» **What you have to do**: Count the lines below that contain the word "high", and reply with only that number.

[Extracts from a graphics dataset]
[Begin]

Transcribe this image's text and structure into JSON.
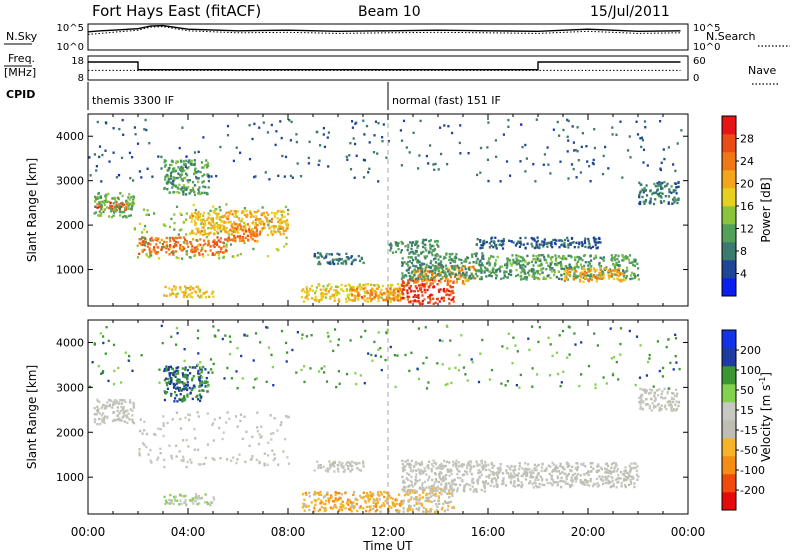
{
  "header": {
    "station": "Fort Hays East (fitACF)",
    "beam": "Beam 10",
    "date": "15/Jul/2011"
  },
  "strip_labels": {
    "nsky": "N.Sky",
    "nsearch": "N.Search",
    "freq_line1": "Freq.",
    "freq_line2": "[MHz]",
    "nave": "Nave",
    "cpid": "CPID",
    "nsky_ticks": [
      "10^5",
      "10^0"
    ],
    "nsearch_ticks": [
      "10^5",
      "10^0"
    ],
    "freq_ticks": [
      "18",
      "8"
    ],
    "nave_ticks": [
      "60",
      "0"
    ]
  },
  "cpid_segments": [
    {
      "start_hour": 0,
      "label": "themis 3300 IF"
    },
    {
      "start_hour": 12,
      "label": "normal (fast) 151 IF"
    }
  ],
  "colors": {
    "power_scale": [
      "#0a1ef0",
      "#1e4696",
      "#3c7a6e",
      "#52a05a",
      "#8ac33c",
      "#e6d21e",
      "#f5a519",
      "#f07814",
      "#eb4b14",
      "#e61414"
    ],
    "velocity_scale": [
      "#e60a0a",
      "#f04b0a",
      "#f58c14",
      "#f5b428",
      "#bebeb4",
      "#c8c8c3",
      "#82d250",
      "#3c9632",
      "#1e3ca0",
      "#1432e6"
    ]
  },
  "chart_data": [
    {
      "type": "line",
      "name": "strip-noise",
      "ylim": [
        0,
        5
      ],
      "x": [
        0,
        0.5,
        1,
        2,
        2.5,
        3,
        4,
        6,
        8,
        10,
        12,
        14,
        16,
        18,
        20,
        22,
        23.7
      ],
      "series": [
        {
          "name": "N.Sky",
          "values": [
            3.5,
            3.7,
            3.8,
            4.1,
            4.6,
            4.7,
            4.0,
            3.7,
            3.8,
            3.6,
            3.7,
            3.8,
            3.7,
            3.6,
            4.0,
            3.6,
            3.7
          ]
        },
        {
          "name": "N.Search",
          "values": [
            3.0,
            3.2,
            3.4,
            3.8,
            4.4,
            4.5,
            3.7,
            3.3,
            3.4,
            3.2,
            3.3,
            3.4,
            3.3,
            3.2,
            3.6,
            3.2,
            3.3
          ]
        }
      ]
    },
    {
      "type": "line",
      "name": "strip-freq",
      "ylim": [
        8,
        18
      ],
      "x": [
        0,
        2,
        2,
        18,
        18,
        23.7
      ],
      "series": [
        {
          "name": "Freq.",
          "values": [
            15.5,
            15.5,
            12.3,
            12.3,
            15.5,
            15.5
          ]
        },
        {
          "name": "Nave",
          "values": [
            12,
            12,
            12,
            12,
            12,
            12
          ]
        }
      ]
    },
    {
      "type": "heatmap",
      "name": "power-panel",
      "ylabel": "Slant Range [km]",
      "xlabel": "Time UT",
      "xlim": [
        0,
        24
      ],
      "ylim": [
        180,
        4500
      ],
      "yticks": [
        1000,
        2000,
        3000,
        4000
      ],
      "xticks": [
        "00:00",
        "04:00",
        "08:00",
        "12:00",
        "16:00",
        "20:00",
        "00:00"
      ],
      "colorbar": {
        "label": "Power [dB]",
        "min": 0,
        "max": 32,
        "ticks": [
          4,
          8,
          12,
          16,
          20,
          24,
          28
        ]
      },
      "regions": [
        {
          "t": [
            0.3,
            1.6
          ],
          "r": [
            2350,
            2550
          ],
          "v": 27
        },
        {
          "t": [
            0.2,
            1.8
          ],
          "r": [
            2200,
            2750
          ],
          "v": 12
        },
        {
          "t": [
            2.0,
            5.5
          ],
          "r": [
            1350,
            1750
          ],
          "v": 25
        },
        {
          "t": [
            1.8,
            8.0
          ],
          "r": [
            1250,
            2500
          ],
          "v": 14
        },
        {
          "t": [
            4.0,
            8.0
          ],
          "r": [
            1800,
            2350
          ],
          "v": 20
        },
        {
          "t": [
            3.0,
            4.8
          ],
          "r": [
            2700,
            3500
          ],
          "v": 11
        },
        {
          "t": [
            5.5,
            7.0
          ],
          "r": [
            1650,
            2050
          ],
          "v": 24
        },
        {
          "t": [
            3.0,
            5.0
          ],
          "r": [
            400,
            650
          ],
          "v": 18
        },
        {
          "t": [
            8.5,
            12.5
          ],
          "r": [
            300,
            700
          ],
          "v": 18
        },
        {
          "t": [
            10.5,
            12.5
          ],
          "r": [
            330,
            600
          ],
          "v": 23
        },
        {
          "t": [
            12.5,
            14.6
          ],
          "r": [
            250,
            800
          ],
          "v": 28
        },
        {
          "t": [
            13.0,
            15.5
          ],
          "r": [
            700,
            1100
          ],
          "v": 22
        },
        {
          "t": [
            12.5,
            16.0
          ],
          "r": [
            800,
            1400
          ],
          "v": 10
        },
        {
          "t": [
            16.0,
            22.0
          ],
          "r": [
            800,
            1350
          ],
          "v": 11
        },
        {
          "t": [
            19.0,
            21.5
          ],
          "r": [
            750,
            1050
          ],
          "v": 21
        },
        {
          "t": [
            15.5,
            20.5
          ],
          "r": [
            1500,
            1750
          ],
          "v": 6
        },
        {
          "t": [
            22.0,
            23.6
          ],
          "r": [
            2500,
            3000
          ],
          "v": 8
        },
        {
          "t": [
            9.0,
            11.0
          ],
          "r": [
            1150,
            1400
          ],
          "v": 8
        },
        {
          "t": [
            12.0,
            14.0
          ],
          "r": [
            1400,
            1700
          ],
          "v": 10
        },
        {
          "t": [
            0.0,
            23.7
          ],
          "r": [
            3000,
            4400
          ],
          "v": 6
        }
      ]
    },
    {
      "type": "heatmap",
      "name": "velocity-panel",
      "ylabel": "Slant Range [km]",
      "xlabel": "Time UT",
      "xlim": [
        0,
        24
      ],
      "ylim": [
        180,
        4500
      ],
      "yticks": [
        1000,
        2000,
        3000,
        4000
      ],
      "xticks": [
        "00:00",
        "04:00",
        "08:00",
        "12:00",
        "16:00",
        "20:00",
        "00:00"
      ],
      "colorbar": {
        "label": "Velocity [m s^-1]",
        "min": -250,
        "max": 250,
        "ticks": [
          -200,
          -100,
          -50,
          -15,
          15,
          50,
          100,
          200
        ]
      },
      "regions": [
        {
          "t": [
            0.2,
            1.8
          ],
          "r": [
            2200,
            2750
          ],
          "v": 0
        },
        {
          "t": [
            2.0,
            8.0
          ],
          "r": [
            1250,
            2500
          ],
          "v": 0
        },
        {
          "t": [
            3.0,
            4.8
          ],
          "r": [
            2700,
            3500
          ],
          "v": 150
        },
        {
          "t": [
            3.0,
            5.0
          ],
          "r": [
            400,
            650
          ],
          "v": 40
        },
        {
          "t": [
            8.5,
            12.5
          ],
          "r": [
            250,
            700
          ],
          "v": -80
        },
        {
          "t": [
            12.5,
            14.6
          ],
          "r": [
            250,
            800
          ],
          "v": -40
        },
        {
          "t": [
            12.5,
            16.0
          ],
          "r": [
            700,
            1400
          ],
          "v": 0
        },
        {
          "t": [
            16.0,
            22.0
          ],
          "r": [
            800,
            1350
          ],
          "v": 0
        },
        {
          "t": [
            22.0,
            23.6
          ],
          "r": [
            2500,
            3000
          ],
          "v": 0
        },
        {
          "t": [
            9.0,
            11.0
          ],
          "r": [
            1150,
            1400
          ],
          "v": 0
        },
        {
          "t": [
            0.0,
            23.7
          ],
          "r": [
            3000,
            4400
          ],
          "v": 120
        }
      ]
    }
  ]
}
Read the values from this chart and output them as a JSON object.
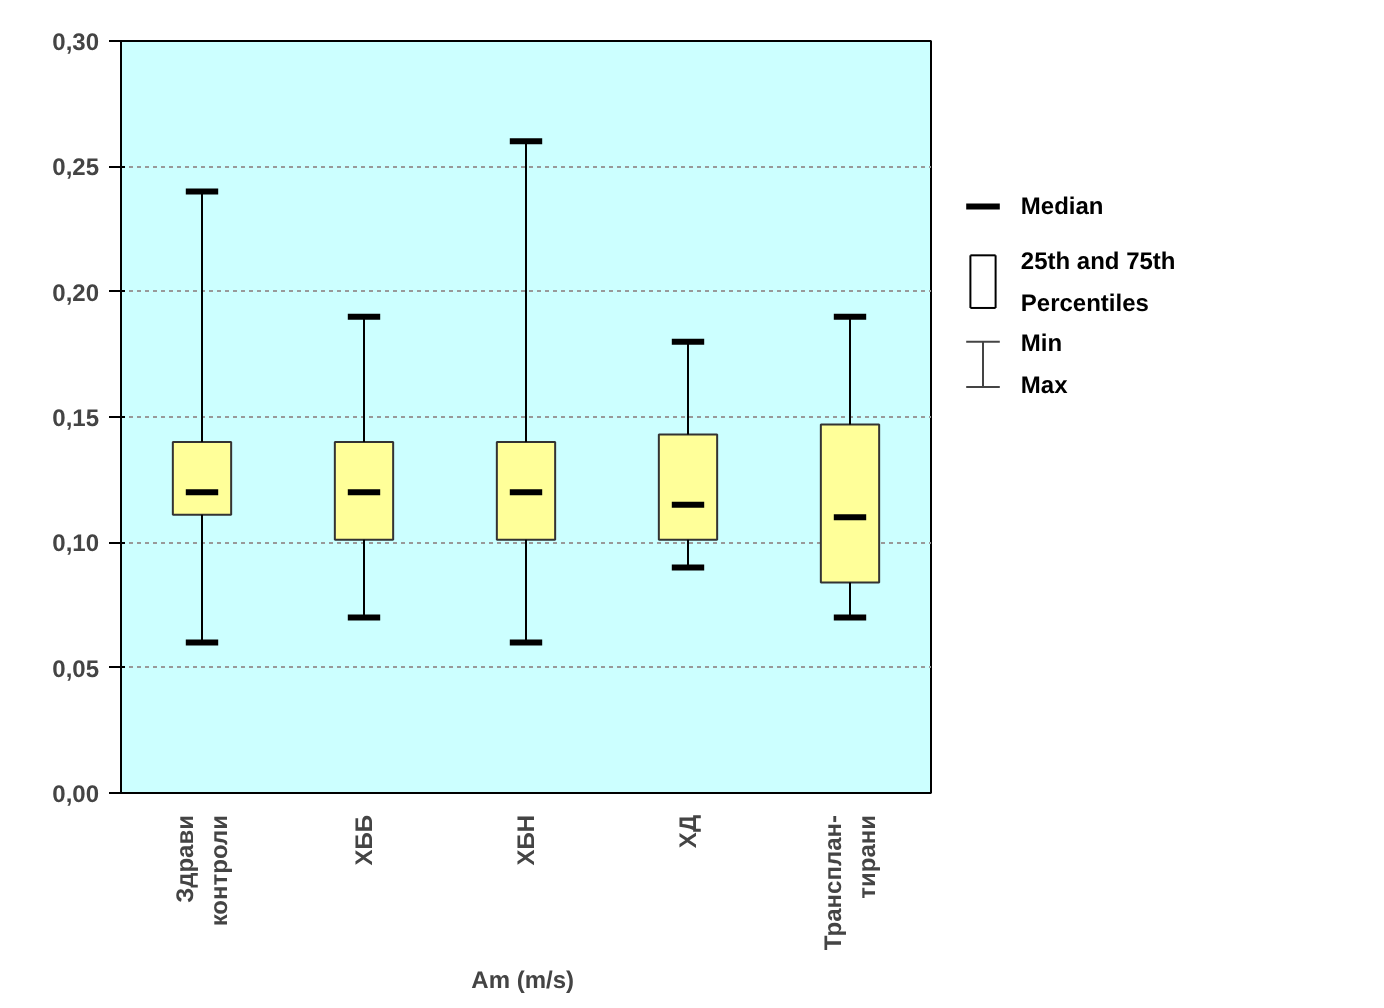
{
  "chart_data": {
    "type": "box",
    "xlabel": "Am  (m/s)",
    "categories": [
      "Здрави\nконтроли",
      "ХББ",
      "ХБН",
      "ХД",
      "Трансплан-\nтирани"
    ],
    "boxes": [
      {
        "low": 0.06,
        "q1": 0.111,
        "median": 0.12,
        "q3": 0.14,
        "high": 0.24
      },
      {
        "low": 0.07,
        "q1": 0.101,
        "median": 0.12,
        "q3": 0.14,
        "high": 0.19
      },
      {
        "low": 0.06,
        "q1": 0.101,
        "median": 0.12,
        "q3": 0.14,
        "high": 0.26
      },
      {
        "low": 0.09,
        "q1": 0.101,
        "median": 0.115,
        "q3": 0.143,
        "high": 0.18
      },
      {
        "low": 0.07,
        "q1": 0.084,
        "median": 0.11,
        "q3": 0.147,
        "high": 0.19
      }
    ],
    "color": "#ffff99",
    "ylim": [
      0,
      0.3
    ],
    "yticks": [
      {
        "value": 0,
        "label": "0,00"
      },
      {
        "value": 0.05,
        "label": "0,05"
      },
      {
        "value": 0.1,
        "label": "0,10"
      },
      {
        "value": 0.15,
        "label": "0,15"
      },
      {
        "value": 0.2,
        "label": "0,20"
      },
      {
        "value": 0.25,
        "label": "0,25"
      },
      {
        "value": 0.3,
        "label": "0,30"
      }
    ],
    "grid": "y",
    "annotations": [
      "Median",
      "25th and 75th\nPercentiles",
      "Min\nMax"
    ]
  }
}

[End]

» **Finished task**: 5